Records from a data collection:
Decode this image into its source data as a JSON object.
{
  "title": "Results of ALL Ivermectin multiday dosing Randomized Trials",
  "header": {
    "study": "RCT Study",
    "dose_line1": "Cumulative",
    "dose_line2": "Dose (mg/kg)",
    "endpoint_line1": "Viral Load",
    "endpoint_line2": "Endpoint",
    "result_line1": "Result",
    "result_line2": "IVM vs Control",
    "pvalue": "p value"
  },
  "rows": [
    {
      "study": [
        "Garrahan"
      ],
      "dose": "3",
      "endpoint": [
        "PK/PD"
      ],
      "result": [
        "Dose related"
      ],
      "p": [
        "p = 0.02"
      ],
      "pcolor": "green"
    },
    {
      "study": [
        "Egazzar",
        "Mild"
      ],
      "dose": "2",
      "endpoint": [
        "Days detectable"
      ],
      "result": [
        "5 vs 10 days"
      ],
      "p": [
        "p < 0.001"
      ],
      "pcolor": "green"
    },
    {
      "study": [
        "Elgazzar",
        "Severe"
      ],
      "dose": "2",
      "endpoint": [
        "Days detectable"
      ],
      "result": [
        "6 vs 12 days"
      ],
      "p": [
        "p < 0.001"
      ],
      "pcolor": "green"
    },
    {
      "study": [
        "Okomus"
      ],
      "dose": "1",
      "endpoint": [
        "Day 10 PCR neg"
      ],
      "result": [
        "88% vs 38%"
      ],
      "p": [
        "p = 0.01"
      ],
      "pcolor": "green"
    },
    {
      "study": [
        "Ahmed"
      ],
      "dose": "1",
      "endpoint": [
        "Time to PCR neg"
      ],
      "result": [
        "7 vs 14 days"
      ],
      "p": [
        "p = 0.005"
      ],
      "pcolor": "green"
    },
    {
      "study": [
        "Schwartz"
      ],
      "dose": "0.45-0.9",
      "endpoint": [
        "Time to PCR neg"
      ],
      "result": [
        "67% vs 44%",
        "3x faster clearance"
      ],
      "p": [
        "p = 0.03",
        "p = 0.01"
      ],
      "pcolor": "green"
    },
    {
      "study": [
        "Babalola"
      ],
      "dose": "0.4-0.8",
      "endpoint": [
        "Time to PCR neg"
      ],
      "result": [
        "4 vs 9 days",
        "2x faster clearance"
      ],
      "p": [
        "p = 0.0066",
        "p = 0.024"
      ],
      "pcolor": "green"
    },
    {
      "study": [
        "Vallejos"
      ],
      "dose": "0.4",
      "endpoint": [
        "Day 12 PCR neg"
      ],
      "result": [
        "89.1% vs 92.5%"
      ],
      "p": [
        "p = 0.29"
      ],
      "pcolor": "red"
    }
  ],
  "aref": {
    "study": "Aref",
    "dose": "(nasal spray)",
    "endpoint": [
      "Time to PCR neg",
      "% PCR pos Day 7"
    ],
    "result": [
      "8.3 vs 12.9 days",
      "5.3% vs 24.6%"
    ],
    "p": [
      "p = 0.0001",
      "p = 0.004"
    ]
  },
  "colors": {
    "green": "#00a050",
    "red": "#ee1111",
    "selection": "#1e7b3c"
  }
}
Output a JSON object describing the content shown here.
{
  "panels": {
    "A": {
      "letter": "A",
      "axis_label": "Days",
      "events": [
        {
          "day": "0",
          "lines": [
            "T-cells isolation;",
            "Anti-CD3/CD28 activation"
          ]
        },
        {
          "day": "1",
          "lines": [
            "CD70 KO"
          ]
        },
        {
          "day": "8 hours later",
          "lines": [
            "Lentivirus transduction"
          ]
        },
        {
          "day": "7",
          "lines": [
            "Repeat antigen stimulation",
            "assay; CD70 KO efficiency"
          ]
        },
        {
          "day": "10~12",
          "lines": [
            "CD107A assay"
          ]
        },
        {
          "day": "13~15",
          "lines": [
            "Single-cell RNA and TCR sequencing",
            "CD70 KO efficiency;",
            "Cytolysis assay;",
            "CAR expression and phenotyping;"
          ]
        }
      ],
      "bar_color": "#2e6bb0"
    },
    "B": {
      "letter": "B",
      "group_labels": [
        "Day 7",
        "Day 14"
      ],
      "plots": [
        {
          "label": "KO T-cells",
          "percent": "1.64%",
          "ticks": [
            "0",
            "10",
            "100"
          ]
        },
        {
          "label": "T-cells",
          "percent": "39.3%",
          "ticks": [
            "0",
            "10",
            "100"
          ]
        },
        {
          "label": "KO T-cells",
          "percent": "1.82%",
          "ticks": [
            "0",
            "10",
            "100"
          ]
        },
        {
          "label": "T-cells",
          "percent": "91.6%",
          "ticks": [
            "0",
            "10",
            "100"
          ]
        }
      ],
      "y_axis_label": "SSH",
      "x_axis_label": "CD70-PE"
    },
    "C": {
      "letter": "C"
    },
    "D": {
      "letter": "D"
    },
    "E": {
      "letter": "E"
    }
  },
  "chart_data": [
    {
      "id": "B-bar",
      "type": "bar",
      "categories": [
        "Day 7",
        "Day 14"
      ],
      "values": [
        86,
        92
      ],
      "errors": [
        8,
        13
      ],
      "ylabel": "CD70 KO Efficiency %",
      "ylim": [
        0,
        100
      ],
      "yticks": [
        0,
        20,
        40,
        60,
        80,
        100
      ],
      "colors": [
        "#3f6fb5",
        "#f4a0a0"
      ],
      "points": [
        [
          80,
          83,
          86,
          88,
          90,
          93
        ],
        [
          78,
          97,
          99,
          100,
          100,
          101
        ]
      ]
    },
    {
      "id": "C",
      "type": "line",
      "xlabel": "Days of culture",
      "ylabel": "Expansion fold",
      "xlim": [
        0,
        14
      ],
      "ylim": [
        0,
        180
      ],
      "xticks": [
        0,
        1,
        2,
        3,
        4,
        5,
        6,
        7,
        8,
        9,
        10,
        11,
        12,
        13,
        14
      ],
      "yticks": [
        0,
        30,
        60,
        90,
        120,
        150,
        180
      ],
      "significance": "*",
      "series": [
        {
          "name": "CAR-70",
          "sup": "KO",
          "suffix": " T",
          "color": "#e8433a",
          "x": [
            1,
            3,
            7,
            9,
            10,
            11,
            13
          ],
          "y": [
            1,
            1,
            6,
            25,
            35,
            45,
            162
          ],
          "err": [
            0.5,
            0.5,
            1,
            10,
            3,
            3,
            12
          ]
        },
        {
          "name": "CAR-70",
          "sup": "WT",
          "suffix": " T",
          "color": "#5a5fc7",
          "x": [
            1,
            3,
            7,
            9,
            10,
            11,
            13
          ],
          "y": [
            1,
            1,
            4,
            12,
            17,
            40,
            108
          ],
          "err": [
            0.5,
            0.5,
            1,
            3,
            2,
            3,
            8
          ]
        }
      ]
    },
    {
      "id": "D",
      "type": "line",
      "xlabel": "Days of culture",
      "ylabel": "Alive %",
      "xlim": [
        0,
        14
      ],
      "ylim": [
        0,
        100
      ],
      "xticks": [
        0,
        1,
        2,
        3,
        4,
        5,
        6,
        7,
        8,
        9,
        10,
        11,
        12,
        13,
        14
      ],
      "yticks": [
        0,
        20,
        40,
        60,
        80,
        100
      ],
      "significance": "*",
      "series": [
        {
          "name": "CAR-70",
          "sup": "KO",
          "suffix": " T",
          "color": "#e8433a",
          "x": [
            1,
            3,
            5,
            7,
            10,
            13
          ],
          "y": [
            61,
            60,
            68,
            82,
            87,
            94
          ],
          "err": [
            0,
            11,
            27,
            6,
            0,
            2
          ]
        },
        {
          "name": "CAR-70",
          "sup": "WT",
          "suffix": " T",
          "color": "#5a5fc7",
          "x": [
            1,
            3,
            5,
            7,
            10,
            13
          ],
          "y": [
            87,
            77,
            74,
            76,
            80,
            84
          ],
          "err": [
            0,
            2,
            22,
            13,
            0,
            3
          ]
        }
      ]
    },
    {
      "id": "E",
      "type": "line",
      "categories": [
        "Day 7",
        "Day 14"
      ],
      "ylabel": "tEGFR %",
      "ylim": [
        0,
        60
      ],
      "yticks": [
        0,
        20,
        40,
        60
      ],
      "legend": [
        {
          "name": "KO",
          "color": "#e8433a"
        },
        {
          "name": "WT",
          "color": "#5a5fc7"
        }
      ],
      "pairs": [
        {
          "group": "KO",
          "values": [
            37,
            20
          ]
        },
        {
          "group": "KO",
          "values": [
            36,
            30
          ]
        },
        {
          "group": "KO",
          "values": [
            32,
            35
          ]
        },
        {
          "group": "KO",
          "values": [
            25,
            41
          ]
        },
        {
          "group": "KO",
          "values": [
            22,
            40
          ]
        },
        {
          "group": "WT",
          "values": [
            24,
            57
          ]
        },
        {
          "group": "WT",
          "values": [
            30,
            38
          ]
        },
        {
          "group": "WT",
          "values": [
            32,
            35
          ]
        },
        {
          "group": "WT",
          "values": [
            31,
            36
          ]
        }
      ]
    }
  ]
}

TASK OBJECTIVE:
Go through the data above and return each line containing the string "faster".

ANSWER TO THIS TASK:
        "3x faster clearance"
        "2x faster clearance"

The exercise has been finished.